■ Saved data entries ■
-*-
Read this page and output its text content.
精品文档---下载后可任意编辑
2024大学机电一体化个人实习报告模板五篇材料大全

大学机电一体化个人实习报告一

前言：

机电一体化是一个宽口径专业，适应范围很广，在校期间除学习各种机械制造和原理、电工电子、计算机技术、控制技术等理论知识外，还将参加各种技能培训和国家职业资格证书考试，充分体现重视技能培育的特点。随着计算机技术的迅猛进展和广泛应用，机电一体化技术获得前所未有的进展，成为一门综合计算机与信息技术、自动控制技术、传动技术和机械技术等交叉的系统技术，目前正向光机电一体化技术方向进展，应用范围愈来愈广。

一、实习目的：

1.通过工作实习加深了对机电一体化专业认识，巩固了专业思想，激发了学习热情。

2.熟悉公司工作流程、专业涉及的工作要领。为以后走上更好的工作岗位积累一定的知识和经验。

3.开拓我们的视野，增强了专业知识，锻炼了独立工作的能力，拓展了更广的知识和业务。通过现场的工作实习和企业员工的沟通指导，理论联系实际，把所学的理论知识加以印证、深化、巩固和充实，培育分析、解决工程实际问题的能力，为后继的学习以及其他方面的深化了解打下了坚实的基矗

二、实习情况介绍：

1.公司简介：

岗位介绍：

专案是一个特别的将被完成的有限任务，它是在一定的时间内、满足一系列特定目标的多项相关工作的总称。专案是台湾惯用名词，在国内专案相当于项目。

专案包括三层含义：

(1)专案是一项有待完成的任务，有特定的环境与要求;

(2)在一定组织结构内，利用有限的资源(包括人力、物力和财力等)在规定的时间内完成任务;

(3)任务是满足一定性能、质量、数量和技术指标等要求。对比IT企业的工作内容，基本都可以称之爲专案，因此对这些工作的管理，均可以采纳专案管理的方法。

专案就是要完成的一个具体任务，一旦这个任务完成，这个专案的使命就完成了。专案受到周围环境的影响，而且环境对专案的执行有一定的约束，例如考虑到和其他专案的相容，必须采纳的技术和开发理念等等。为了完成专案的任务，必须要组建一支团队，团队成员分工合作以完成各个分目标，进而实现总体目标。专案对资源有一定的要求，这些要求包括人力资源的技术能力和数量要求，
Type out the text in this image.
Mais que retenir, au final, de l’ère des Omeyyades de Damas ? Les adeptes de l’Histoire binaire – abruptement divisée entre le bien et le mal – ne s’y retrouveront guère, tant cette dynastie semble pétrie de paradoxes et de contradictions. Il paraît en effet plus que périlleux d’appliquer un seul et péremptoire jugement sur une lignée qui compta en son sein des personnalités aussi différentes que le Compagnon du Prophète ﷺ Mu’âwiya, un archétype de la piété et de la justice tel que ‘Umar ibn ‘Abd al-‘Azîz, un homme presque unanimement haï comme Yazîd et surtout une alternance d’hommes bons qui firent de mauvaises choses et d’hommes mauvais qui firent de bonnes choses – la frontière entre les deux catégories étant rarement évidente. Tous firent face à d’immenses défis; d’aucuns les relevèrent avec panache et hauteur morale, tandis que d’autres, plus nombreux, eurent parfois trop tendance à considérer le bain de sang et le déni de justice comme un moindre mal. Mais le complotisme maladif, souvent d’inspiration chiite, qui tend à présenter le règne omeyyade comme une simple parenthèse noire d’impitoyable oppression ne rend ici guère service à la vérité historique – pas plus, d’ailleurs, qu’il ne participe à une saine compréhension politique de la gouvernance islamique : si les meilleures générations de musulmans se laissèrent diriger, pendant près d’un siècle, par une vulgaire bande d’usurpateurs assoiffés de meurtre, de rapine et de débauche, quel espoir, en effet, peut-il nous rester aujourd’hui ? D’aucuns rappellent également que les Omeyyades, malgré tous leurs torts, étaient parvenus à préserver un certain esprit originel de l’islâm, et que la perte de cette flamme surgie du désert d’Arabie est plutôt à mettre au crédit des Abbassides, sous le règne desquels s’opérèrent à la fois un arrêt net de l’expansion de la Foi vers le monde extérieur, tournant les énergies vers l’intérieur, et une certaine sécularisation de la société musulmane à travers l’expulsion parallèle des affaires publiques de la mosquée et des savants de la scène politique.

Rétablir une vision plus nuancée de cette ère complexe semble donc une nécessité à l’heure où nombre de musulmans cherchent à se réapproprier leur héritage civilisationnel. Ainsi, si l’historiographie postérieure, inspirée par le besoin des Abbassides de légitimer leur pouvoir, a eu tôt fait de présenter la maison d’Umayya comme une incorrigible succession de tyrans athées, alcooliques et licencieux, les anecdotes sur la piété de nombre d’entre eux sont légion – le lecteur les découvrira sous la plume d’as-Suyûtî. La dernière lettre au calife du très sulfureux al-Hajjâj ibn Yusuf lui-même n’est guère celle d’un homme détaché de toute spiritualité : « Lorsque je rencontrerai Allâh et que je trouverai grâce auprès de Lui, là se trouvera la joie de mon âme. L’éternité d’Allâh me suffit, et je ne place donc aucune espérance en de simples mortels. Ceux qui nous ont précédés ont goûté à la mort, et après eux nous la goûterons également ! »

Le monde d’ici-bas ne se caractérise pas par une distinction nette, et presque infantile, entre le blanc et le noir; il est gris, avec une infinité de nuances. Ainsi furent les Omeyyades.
-*-
■ Required work ■
Across all the entries, count the lines that contain the word "this" and give the number by itself.

■ Final result ■
2